[Collected data]
=======
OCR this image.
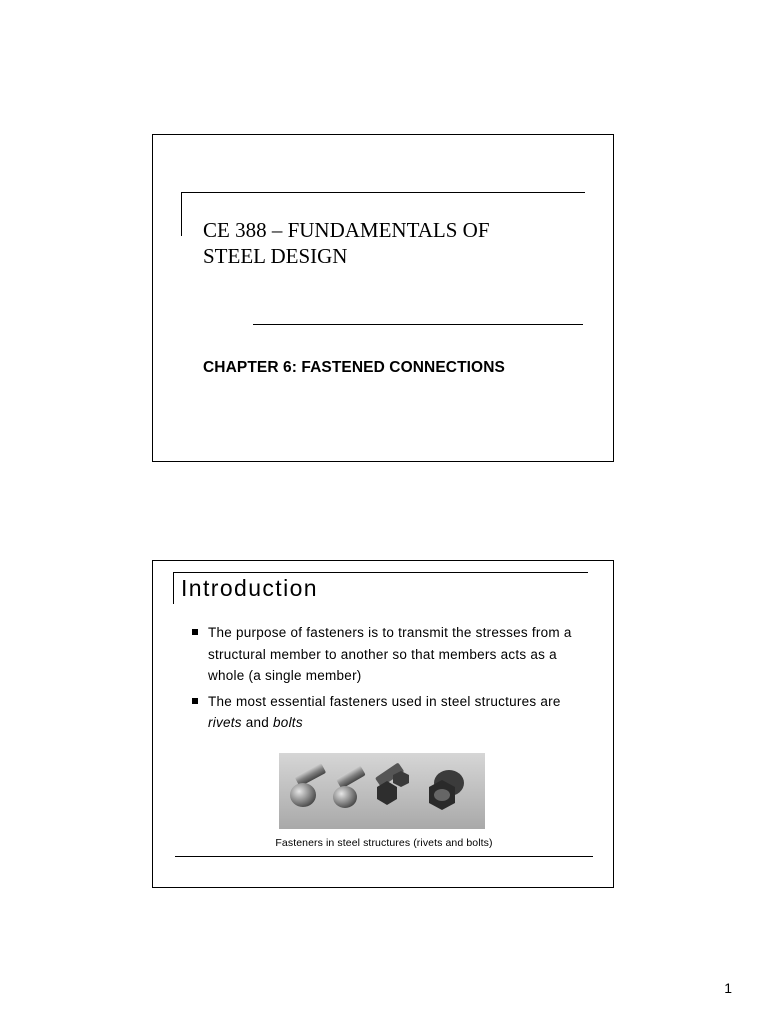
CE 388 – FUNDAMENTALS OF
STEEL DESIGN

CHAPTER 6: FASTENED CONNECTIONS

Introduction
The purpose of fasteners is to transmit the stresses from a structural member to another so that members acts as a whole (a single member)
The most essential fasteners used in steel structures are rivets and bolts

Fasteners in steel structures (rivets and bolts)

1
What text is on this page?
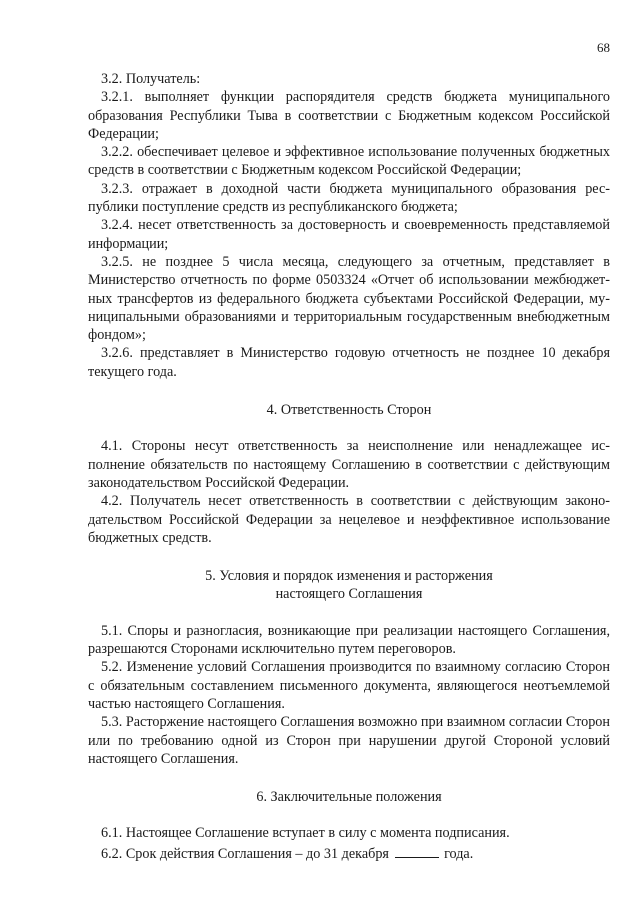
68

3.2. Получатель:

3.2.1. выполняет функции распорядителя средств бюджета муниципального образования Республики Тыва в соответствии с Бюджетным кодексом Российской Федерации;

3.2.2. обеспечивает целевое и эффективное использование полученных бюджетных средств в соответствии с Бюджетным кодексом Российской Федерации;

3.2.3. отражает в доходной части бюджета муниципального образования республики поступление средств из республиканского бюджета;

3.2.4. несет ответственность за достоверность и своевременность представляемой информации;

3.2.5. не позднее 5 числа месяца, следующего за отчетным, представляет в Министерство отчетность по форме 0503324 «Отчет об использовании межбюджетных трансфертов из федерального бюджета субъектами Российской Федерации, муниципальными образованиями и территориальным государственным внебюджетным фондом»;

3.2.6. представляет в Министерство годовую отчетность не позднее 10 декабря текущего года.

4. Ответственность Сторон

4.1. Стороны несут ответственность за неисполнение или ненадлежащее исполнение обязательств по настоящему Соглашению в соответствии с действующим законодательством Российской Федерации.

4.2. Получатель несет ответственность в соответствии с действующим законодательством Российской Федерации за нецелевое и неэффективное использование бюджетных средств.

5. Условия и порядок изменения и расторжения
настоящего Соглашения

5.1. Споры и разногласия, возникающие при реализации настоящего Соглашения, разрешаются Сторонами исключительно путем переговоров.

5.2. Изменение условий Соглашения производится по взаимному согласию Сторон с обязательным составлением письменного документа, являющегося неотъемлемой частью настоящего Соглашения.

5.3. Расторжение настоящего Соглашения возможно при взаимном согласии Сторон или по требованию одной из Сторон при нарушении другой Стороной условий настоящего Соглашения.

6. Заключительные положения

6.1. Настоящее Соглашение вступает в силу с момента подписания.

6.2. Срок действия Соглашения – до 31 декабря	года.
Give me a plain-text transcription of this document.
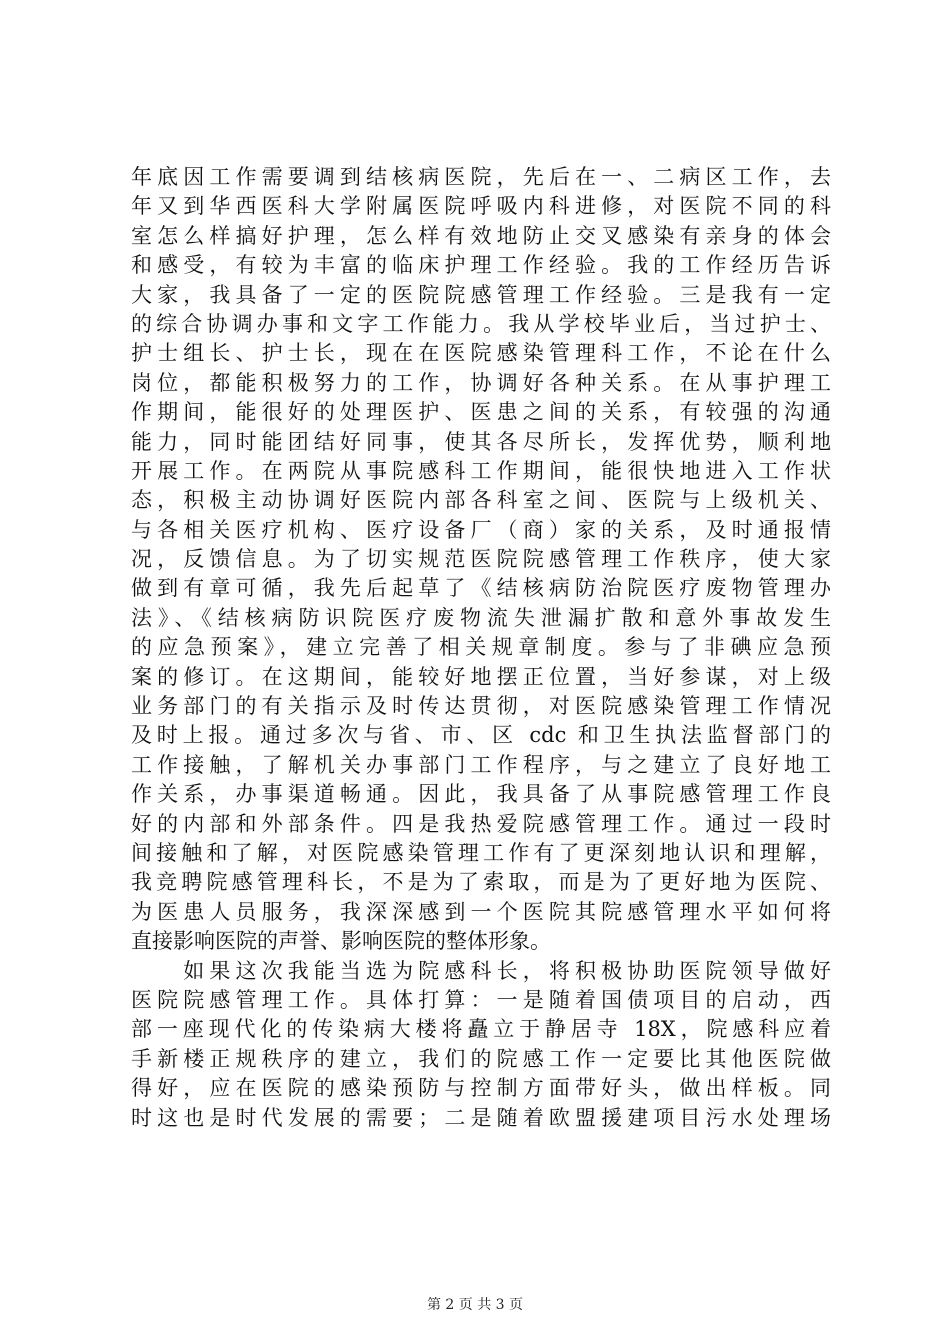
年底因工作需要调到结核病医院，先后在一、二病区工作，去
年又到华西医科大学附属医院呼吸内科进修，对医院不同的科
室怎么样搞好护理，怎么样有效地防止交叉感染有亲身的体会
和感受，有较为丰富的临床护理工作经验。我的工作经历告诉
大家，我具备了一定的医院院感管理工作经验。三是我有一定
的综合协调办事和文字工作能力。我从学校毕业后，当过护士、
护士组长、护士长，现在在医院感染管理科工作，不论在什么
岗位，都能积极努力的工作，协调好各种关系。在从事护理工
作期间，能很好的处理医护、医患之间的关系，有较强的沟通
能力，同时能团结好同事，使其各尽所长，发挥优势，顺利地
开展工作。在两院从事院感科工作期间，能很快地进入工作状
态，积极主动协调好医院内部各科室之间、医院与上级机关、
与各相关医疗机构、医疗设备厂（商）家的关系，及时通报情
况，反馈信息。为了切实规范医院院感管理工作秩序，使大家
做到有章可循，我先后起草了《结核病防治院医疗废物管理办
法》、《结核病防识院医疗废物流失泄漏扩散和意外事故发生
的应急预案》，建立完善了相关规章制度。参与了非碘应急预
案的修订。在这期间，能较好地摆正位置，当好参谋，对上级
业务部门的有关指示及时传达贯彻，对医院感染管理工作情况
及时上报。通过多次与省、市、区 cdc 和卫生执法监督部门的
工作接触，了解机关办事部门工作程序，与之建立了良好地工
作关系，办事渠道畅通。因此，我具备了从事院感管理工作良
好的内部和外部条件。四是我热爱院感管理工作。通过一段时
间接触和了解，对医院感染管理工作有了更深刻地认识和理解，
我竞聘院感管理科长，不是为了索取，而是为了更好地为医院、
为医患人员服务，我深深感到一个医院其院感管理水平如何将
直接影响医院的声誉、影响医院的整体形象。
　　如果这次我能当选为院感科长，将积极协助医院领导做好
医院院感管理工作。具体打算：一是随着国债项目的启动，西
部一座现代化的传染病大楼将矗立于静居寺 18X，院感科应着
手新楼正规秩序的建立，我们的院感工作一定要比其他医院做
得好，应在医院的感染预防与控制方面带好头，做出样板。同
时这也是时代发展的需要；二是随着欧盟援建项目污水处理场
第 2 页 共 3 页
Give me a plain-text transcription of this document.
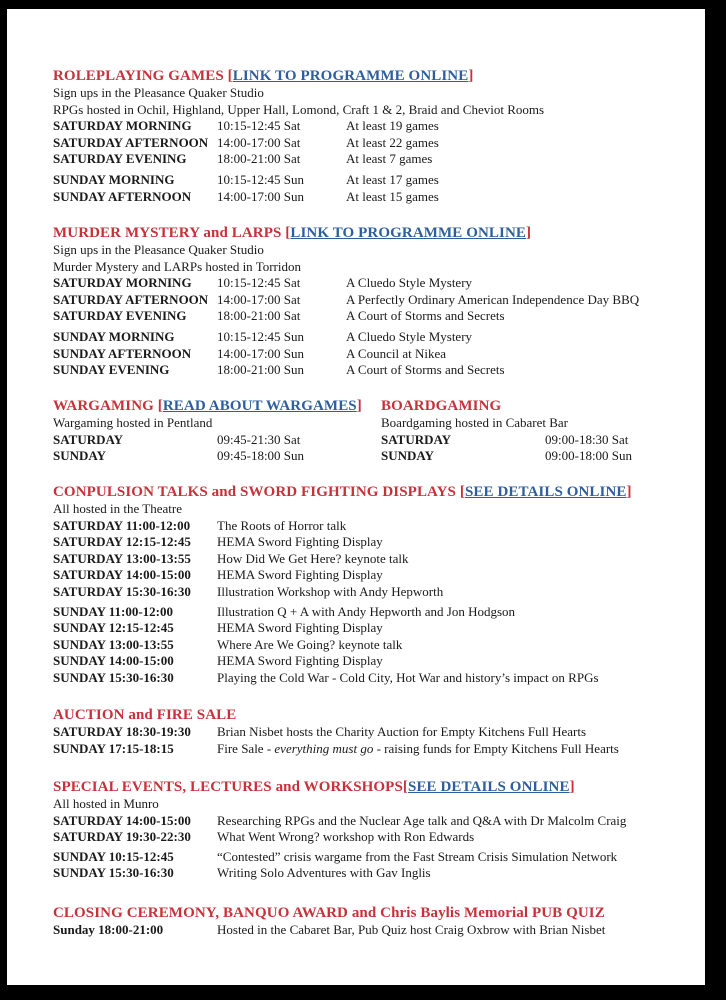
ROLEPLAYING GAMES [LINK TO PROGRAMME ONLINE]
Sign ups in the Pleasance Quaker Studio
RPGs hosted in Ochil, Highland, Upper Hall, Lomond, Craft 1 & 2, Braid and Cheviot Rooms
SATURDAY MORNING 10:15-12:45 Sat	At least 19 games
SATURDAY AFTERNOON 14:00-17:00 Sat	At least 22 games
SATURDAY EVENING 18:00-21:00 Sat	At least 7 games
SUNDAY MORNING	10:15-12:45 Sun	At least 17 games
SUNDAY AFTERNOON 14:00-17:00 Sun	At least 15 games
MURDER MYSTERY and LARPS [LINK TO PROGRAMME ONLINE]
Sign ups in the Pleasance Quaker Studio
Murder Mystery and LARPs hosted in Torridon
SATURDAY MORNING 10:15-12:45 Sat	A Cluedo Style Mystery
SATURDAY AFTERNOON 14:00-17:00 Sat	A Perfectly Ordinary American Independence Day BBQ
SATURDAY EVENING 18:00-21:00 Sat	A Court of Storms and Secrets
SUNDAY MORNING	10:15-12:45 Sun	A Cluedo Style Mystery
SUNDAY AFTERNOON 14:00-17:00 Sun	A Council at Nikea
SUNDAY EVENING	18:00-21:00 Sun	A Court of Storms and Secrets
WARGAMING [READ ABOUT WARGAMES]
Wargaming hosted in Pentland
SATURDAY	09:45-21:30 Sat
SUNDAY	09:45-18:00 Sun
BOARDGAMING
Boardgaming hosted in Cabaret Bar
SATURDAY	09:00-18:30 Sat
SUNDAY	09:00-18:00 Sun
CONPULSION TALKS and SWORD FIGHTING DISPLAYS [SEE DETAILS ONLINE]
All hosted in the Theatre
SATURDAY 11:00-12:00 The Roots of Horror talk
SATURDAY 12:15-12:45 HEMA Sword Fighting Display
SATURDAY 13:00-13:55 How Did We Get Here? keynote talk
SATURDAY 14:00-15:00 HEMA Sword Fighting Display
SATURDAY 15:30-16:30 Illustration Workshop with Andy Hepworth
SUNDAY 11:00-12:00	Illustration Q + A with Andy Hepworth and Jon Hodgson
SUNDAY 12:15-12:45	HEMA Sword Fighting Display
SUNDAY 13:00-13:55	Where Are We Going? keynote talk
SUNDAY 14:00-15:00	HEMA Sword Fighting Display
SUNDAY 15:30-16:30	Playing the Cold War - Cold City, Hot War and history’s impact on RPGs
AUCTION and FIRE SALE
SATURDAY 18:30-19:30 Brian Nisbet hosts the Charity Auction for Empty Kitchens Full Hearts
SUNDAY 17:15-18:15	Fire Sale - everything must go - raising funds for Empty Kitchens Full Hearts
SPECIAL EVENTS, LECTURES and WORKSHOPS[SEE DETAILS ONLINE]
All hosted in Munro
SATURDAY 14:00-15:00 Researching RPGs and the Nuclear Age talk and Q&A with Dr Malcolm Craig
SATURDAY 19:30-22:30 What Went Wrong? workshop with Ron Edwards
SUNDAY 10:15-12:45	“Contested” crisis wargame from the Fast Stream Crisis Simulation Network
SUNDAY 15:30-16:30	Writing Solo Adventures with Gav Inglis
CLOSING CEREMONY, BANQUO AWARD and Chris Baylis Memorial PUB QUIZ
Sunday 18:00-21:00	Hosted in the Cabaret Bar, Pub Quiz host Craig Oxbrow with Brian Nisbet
=======
--- Exercise aim ---
List every line from the entries above in which "keynote" appears.

--- Solution for this problem ---
SATURDAY 13:00-13:55 How Did We Get Here? keynote talk
SUNDAY 13:00-13:55	Where Are We Going? keynote talk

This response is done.